-- START --

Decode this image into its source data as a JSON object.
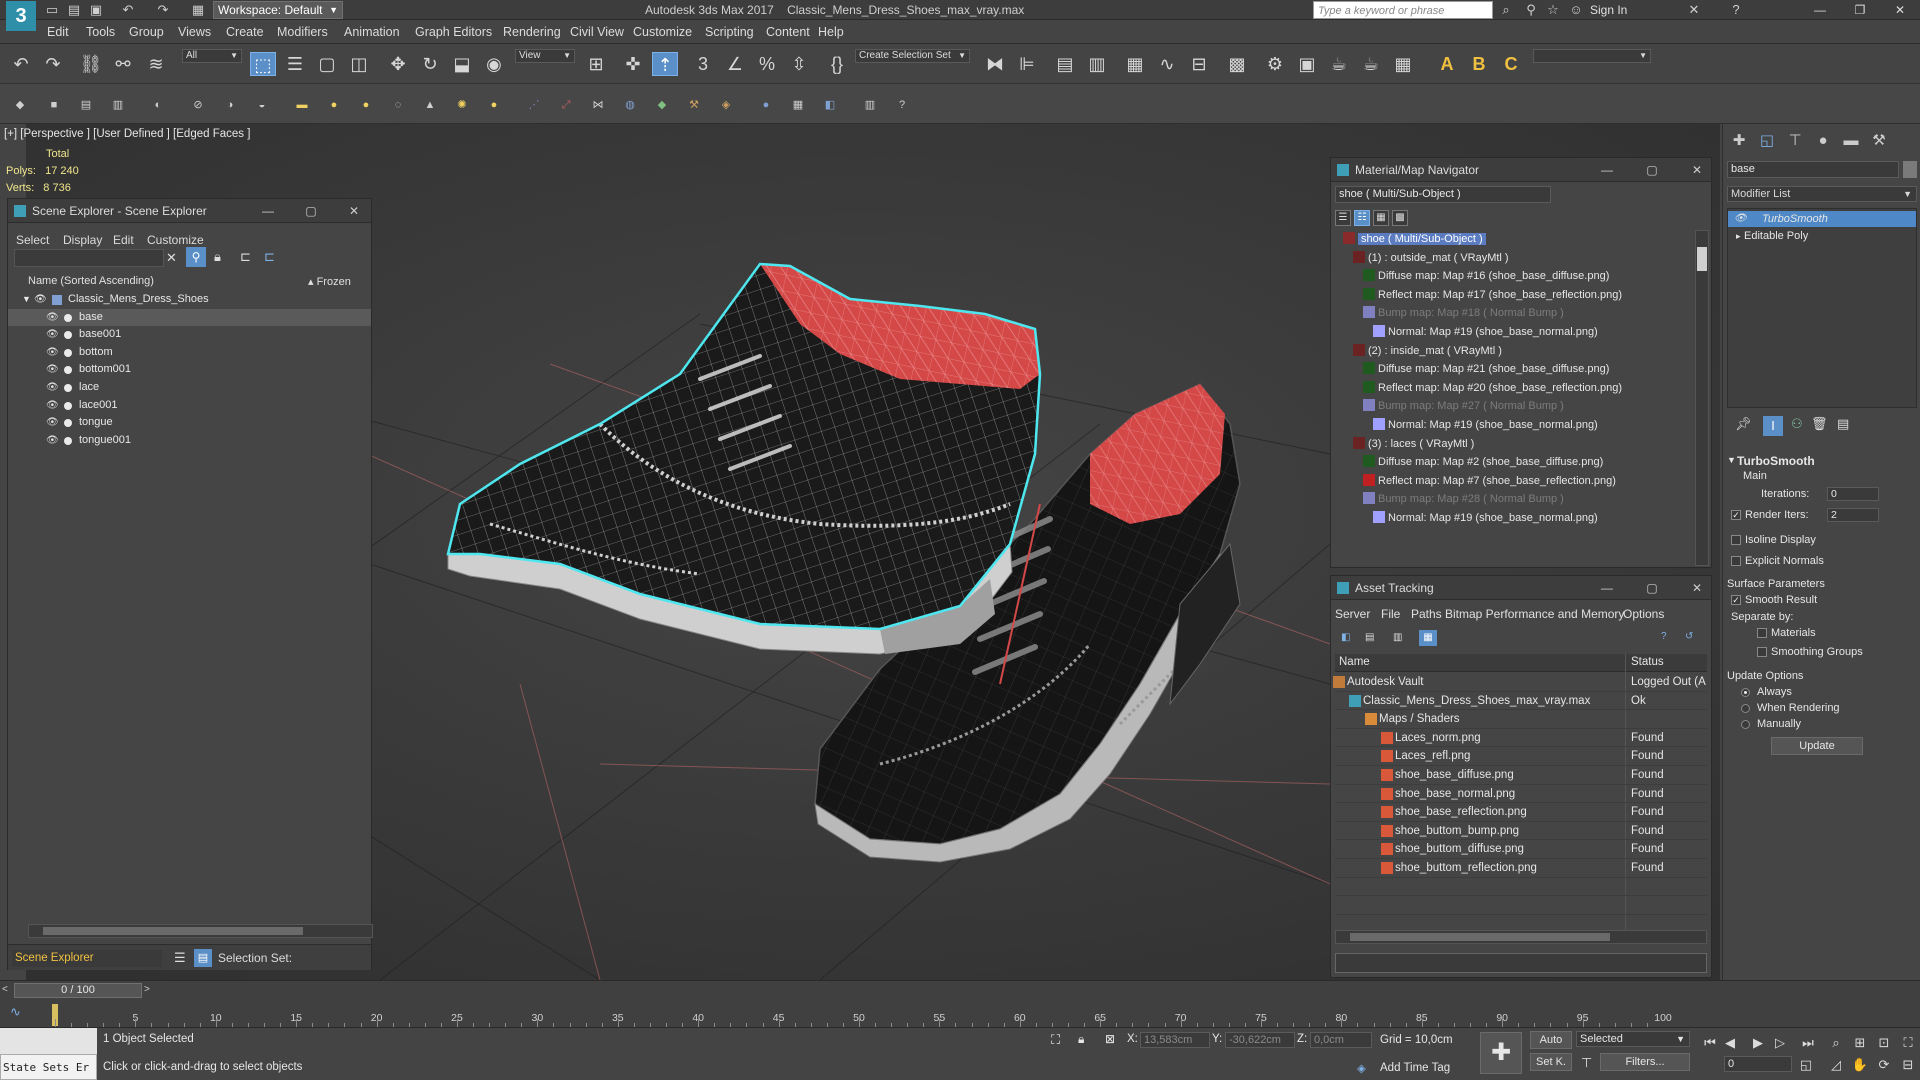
{
  "titlebar": {
    "workspace": "Workspace: Default",
    "app_title": "Autodesk 3ds Max 2017",
    "file_title": "Classic_Mens_Dress_Shoes_max_vray.max",
    "search_placeholder": "Type a keyword or phrase",
    "sign_in": "Sign In",
    "logo_text": "3"
  },
  "menu": [
    "Edit",
    "Tools",
    "Group",
    "Views",
    "Create",
    "Modifiers",
    "Animation",
    "Graph Editors",
    "Rendering",
    "Civil View",
    "Customize",
    "Scripting",
    "Content",
    "Help"
  ],
  "toolbar": {
    "filter": "All",
    "ref_coord": "View",
    "selection_set": "Create Selection Set",
    "text_icons": [
      "A",
      "B",
      "C"
    ]
  },
  "viewport": {
    "label": "[+] [Perspective ] [User Defined ] [Edged Faces ]",
    "stats_total": "Total",
    "polys_label": "Polys:",
    "polys": "17 240",
    "verts_label": "Verts:",
    "verts": "8 736"
  },
  "scene_explorer": {
    "title": "Scene Explorer - Scene Explorer",
    "menus": [
      "Select",
      "Display",
      "Edit",
      "Customize"
    ],
    "col_name": "Name (Sorted Ascending)",
    "col_frozen": "▴ Frozen",
    "root": "Classic_Mens_Dress_Shoes",
    "objects": [
      "base",
      "base001",
      "bottom",
      "bottom001",
      "lace",
      "lace001",
      "tongue",
      "tongue001"
    ],
    "selected_index": 0,
    "explorer_name": "Scene Explorer",
    "selection_set_label": "Selection Set:"
  },
  "material_navigator": {
    "title": "Material/Map Navigator",
    "field": "shoe  ( Multi/Sub-Object )",
    "items": [
      {
        "text": "shoe  ( Multi/Sub-Object )",
        "level": 0,
        "selected": true,
        "dim": false,
        "swatch": "#8a2a2a"
      },
      {
        "text": "(1) : outside_mat  ( VRayMtl )",
        "level": 1,
        "selected": false,
        "dim": false,
        "swatch": "#6a2222"
      },
      {
        "text": "Diffuse map: Map #16 (shoe_base_diffuse.png)",
        "level": 2,
        "selected": false,
        "dim": false,
        "swatch": "#1f5a1f"
      },
      {
        "text": "Reflect map: Map #17 (shoe_base_reflection.png)",
        "level": 2,
        "selected": false,
        "dim": false,
        "swatch": "#1f5a1f"
      },
      {
        "text": "Bump map: Map #18  ( Normal Bump )",
        "level": 2,
        "selected": false,
        "dim": true,
        "swatch": "#8080c0"
      },
      {
        "text": "Normal: Map #19 (shoe_base_normal.png)",
        "level": 3,
        "selected": false,
        "dim": false,
        "swatch": "#a0a0ff"
      },
      {
        "text": "(2) : inside_mat  ( VRayMtl )",
        "level": 1,
        "selected": false,
        "dim": false,
        "swatch": "#6a2222"
      },
      {
        "text": "Diffuse map: Map #21 (shoe_base_diffuse.png)",
        "level": 2,
        "selected": false,
        "dim": false,
        "swatch": "#1f5a1f"
      },
      {
        "text": "Reflect map: Map #20 (shoe_base_reflection.png)",
        "level": 2,
        "selected": false,
        "dim": false,
        "swatch": "#1f5a1f"
      },
      {
        "text": "Bump map: Map #27  ( Normal Bump )",
        "level": 2,
        "selected": false,
        "dim": true,
        "swatch": "#8080c0"
      },
      {
        "text": "Normal: Map #19 (shoe_base_normal.png)",
        "level": 3,
        "selected": false,
        "dim": false,
        "swatch": "#a0a0ff"
      },
      {
        "text": "(3) : laces  ( VRayMtl )",
        "level": 1,
        "selected": false,
        "dim": false,
        "swatch": "#6a2222"
      },
      {
        "text": "Diffuse map: Map #2 (shoe_base_diffuse.png)",
        "level": 2,
        "selected": false,
        "dim": false,
        "swatch": "#1f5a1f"
      },
      {
        "text": "Reflect map: Map #7 (shoe_base_reflection.png)",
        "level": 2,
        "selected": false,
        "dim": false,
        "swatch": "#c02020"
      },
      {
        "text": "Bump map: Map #28  ( Normal Bump )",
        "level": 2,
        "selected": false,
        "dim": true,
        "swatch": "#8080c0"
      },
      {
        "text": "Normal: Map #19 (shoe_base_normal.png)",
        "level": 3,
        "selected": false,
        "dim": false,
        "swatch": "#a0a0ff"
      }
    ]
  },
  "asset_tracking": {
    "title": "Asset Tracking",
    "menus": [
      "Server",
      "File",
      "Paths",
      "Bitmap Performance and Memory",
      "Options"
    ],
    "col_name": "Name",
    "col_status": "Status",
    "rows": [
      {
        "name": "Autodesk Vault",
        "status": "Logged Out (A",
        "level": 0
      },
      {
        "name": "Classic_Mens_Dress_Shoes_max_vray.max",
        "status": "Ok",
        "level": 1
      },
      {
        "name": "Maps / Shaders",
        "status": "",
        "level": 2
      },
      {
        "name": "Laces_norm.png",
        "status": "Found",
        "level": 3
      },
      {
        "name": "Laces_refl.png",
        "status": "Found",
        "level": 3
      },
      {
        "name": "shoe_base_diffuse.png",
        "status": "Found",
        "level": 3
      },
      {
        "name": "shoe_base_normal.png",
        "status": "Found",
        "level": 3
      },
      {
        "name": "shoe_base_reflection.png",
        "status": "Found",
        "level": 3
      },
      {
        "name": "shoe_buttom_bump.png",
        "status": "Found",
        "level": 3
      },
      {
        "name": "shoe_buttom_diffuse.png",
        "status": "Found",
        "level": 3
      },
      {
        "name": "shoe_buttom_reflection.png",
        "status": "Found",
        "level": 3
      },
      {
        "name": "",
        "status": "",
        "level": 0
      },
      {
        "name": "",
        "status": "",
        "level": 0
      }
    ]
  },
  "command_panel": {
    "object_name": "base",
    "modifier_list": "Modifier List",
    "stack": [
      "TurboSmooth",
      "Editable Poly"
    ],
    "rollout_title": "TurboSmooth",
    "main_label": "Main",
    "iterations_label": "Iterations:",
    "iterations": "0",
    "render_iters_label": "Render Iters:",
    "render_iters": "2",
    "isoline": "Isoline Display",
    "explicit_normals": "Explicit Normals",
    "surface_params": "Surface Parameters",
    "smooth_result": "Smooth Result",
    "separate_by": "Separate by:",
    "materials": "Materials",
    "smoothing_groups": "Smoothing Groups",
    "update_options": "Update Options",
    "always": "Always",
    "when_rendering": "When Rendering",
    "manually": "Manually",
    "update_btn": "Update"
  },
  "timeline": {
    "frame": "0 / 100",
    "ticks": [
      "0",
      "5",
      "10",
      "15",
      "20",
      "25",
      "30",
      "35",
      "40",
      "45",
      "50",
      "55",
      "60",
      "65",
      "70",
      "75",
      "80",
      "85",
      "90",
      "95",
      "100"
    ]
  },
  "status": {
    "maxscript": "State Sets Er",
    "selected": "1 Object Selected",
    "prompt": "Click or click-and-drag to select objects",
    "x_label": "X:",
    "x": "13,583cm",
    "y_label": "Y:",
    "y": "-30,622cm",
    "z_label": "Z:",
    "z": "0,0cm",
    "grid": "Grid = 10,0cm",
    "add_time_tag": "Add Time Tag",
    "auto": "Auto",
    "set_key": "Set K.",
    "key_mode": "Selected",
    "filters": "Filters...",
    "current_frame": "0"
  },
  "colors": {
    "accent": "#5b8fc7",
    "selection_outline": "#4ee7f0",
    "shoe_inner": "#d44848",
    "stats_yellow": "#f0e68c"
  }
}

-- END --

• **Problem to work on**:
In the entries above, find every line with the word "Autodesk" and list it.

• **Result below**:
    "app_title": "Autodesk 3ds Max 2017",
        "name": "Autodesk Vault",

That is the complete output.